DESCRIPTION OF THE TASK:
Repeat the entries that follow verbatim, without any of their pictures.

DATA TO USE:
** begin **

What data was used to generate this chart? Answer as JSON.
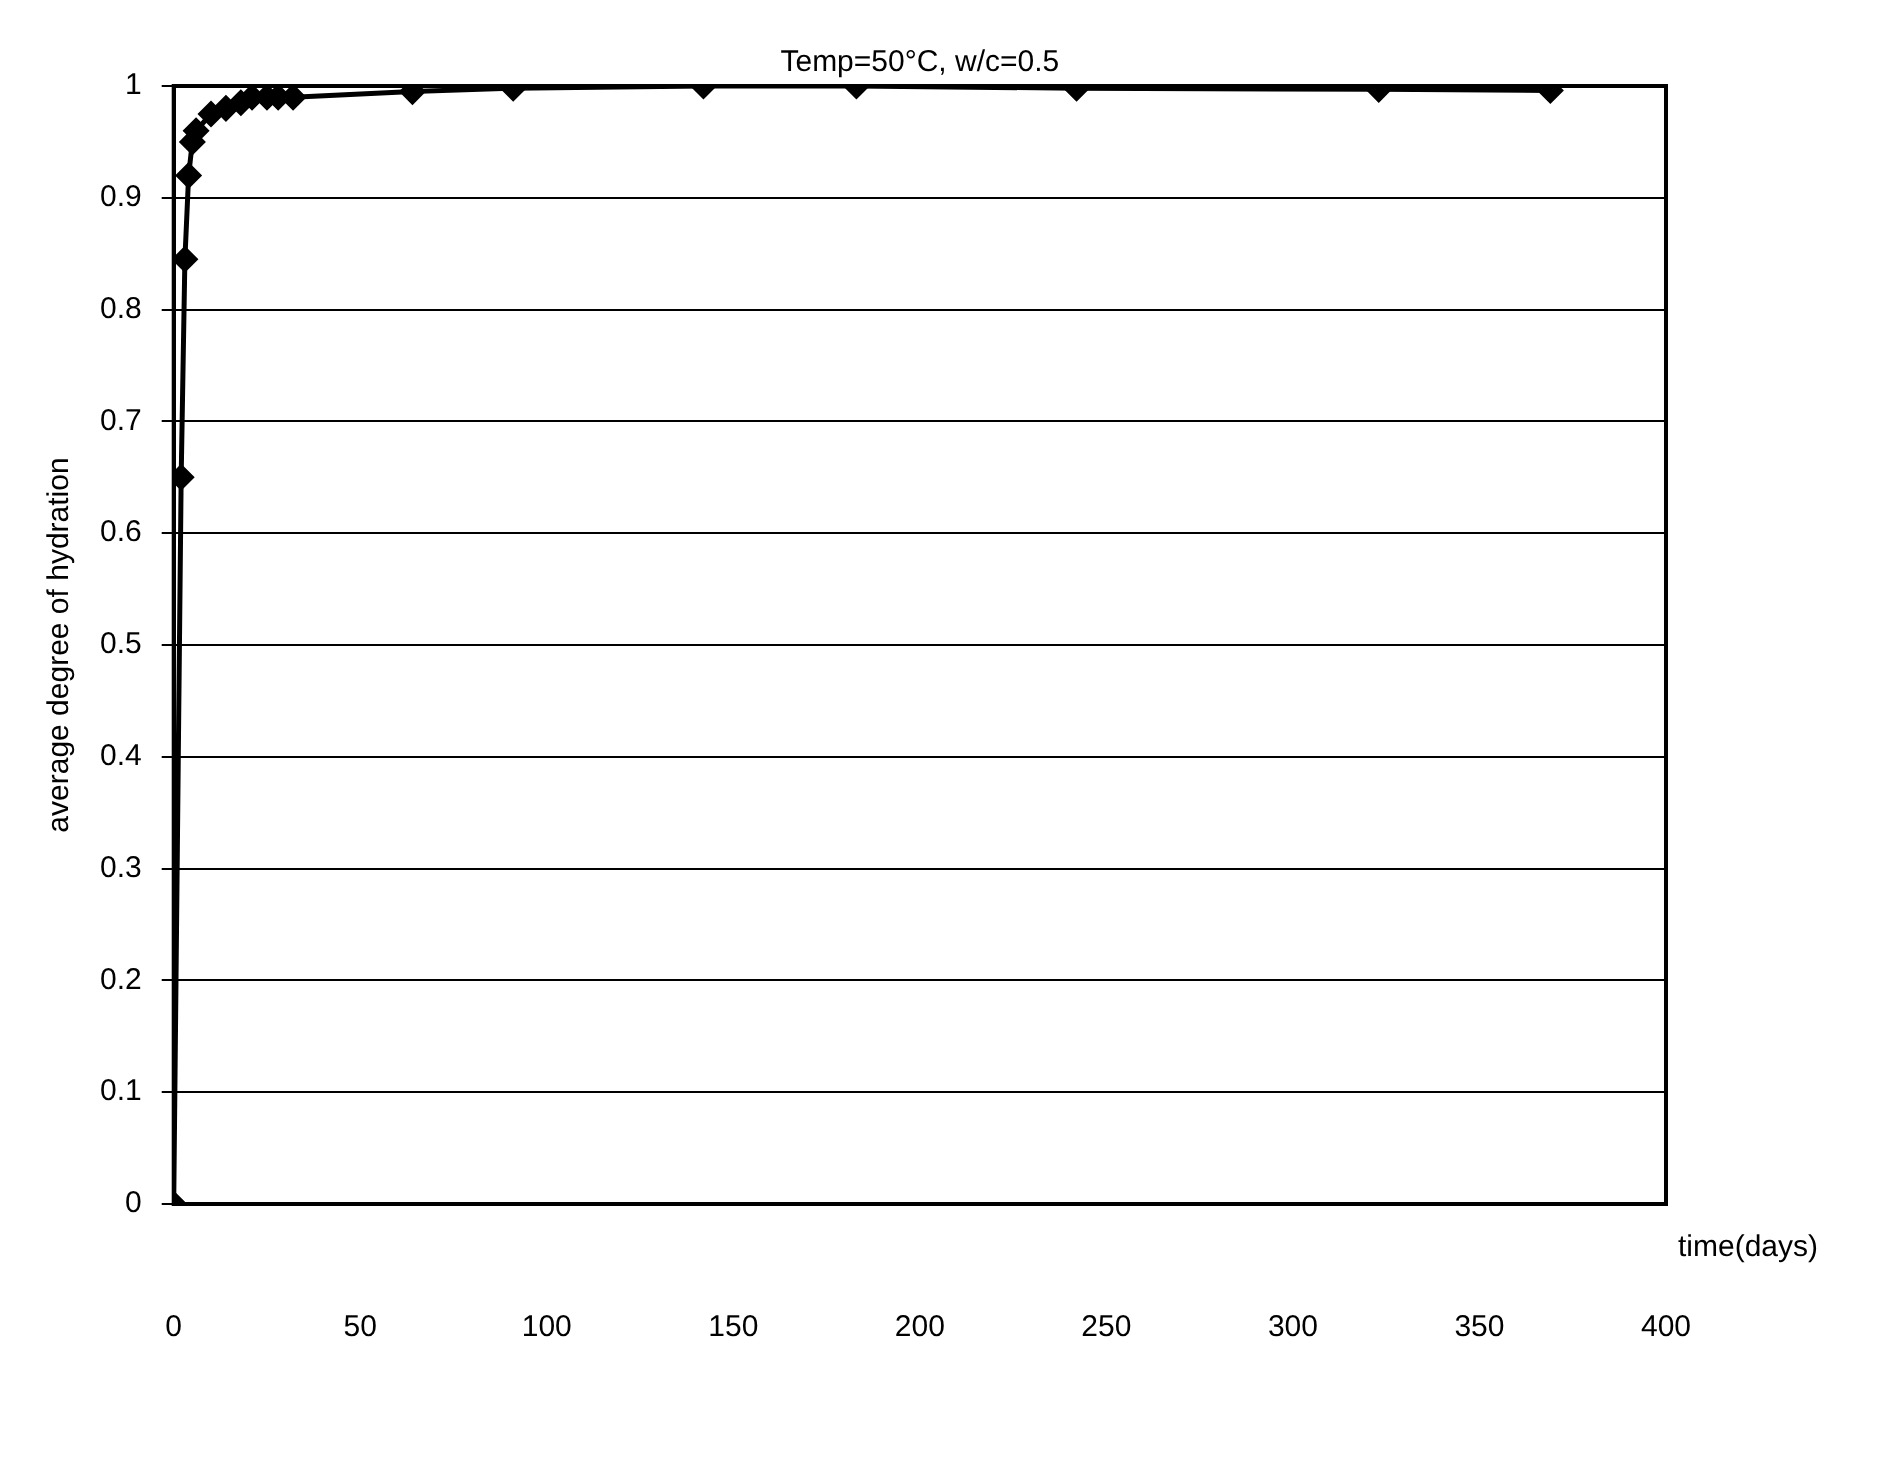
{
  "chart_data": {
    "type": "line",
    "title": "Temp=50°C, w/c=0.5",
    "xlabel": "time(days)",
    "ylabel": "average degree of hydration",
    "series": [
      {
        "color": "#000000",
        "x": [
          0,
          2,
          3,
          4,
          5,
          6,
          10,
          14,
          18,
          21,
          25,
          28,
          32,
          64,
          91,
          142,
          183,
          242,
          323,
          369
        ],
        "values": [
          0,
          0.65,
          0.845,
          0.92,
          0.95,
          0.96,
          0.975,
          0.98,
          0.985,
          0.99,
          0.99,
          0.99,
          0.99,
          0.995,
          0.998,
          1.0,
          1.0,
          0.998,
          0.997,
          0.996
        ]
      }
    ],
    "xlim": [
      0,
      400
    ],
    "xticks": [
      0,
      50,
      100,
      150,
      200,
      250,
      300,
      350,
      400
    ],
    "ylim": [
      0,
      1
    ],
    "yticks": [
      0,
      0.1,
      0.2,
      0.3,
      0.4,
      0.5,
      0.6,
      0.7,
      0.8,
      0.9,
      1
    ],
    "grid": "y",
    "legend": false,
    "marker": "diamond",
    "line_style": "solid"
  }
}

** end **

COMPLETED TASK:
What data was used to generate this chart? Answer as JSON.
{
  "chart_data": {
    "type": "line",
    "title": "Temp=50°C, w/c=0.5",
    "xlabel": "time(days)",
    "ylabel": "average degree of hydration",
    "series": [
      {
        "color": "#000000",
        "x": [
          0,
          2,
          3,
          4,
          5,
          6,
          10,
          14,
          18,
          21,
          25,
          28,
          32,
          64,
          91,
          142,
          183,
          242,
          323,
          369
        ],
        "values": [
          0,
          0.65,
          0.845,
          0.92,
          0.95,
          0.96,
          0.975,
          0.98,
          0.985,
          0.99,
          0.99,
          0.99,
          0.99,
          0.995,
          0.998,
          1.0,
          1.0,
          0.998,
          0.997,
          0.996
        ]
      }
    ],
    "xlim": [
      0,
      400
    ],
    "xticks": [
      0,
      50,
      100,
      150,
      200,
      250,
      300,
      350,
      400
    ],
    "ylim": [
      0,
      1
    ],
    "yticks": [
      0,
      0.1,
      0.2,
      0.3,
      0.4,
      0.5,
      0.6,
      0.7,
      0.8,
      0.9,
      1
    ],
    "grid": "y",
    "legend": false,
    "marker": "diamond",
    "line_style": "solid"
  }
}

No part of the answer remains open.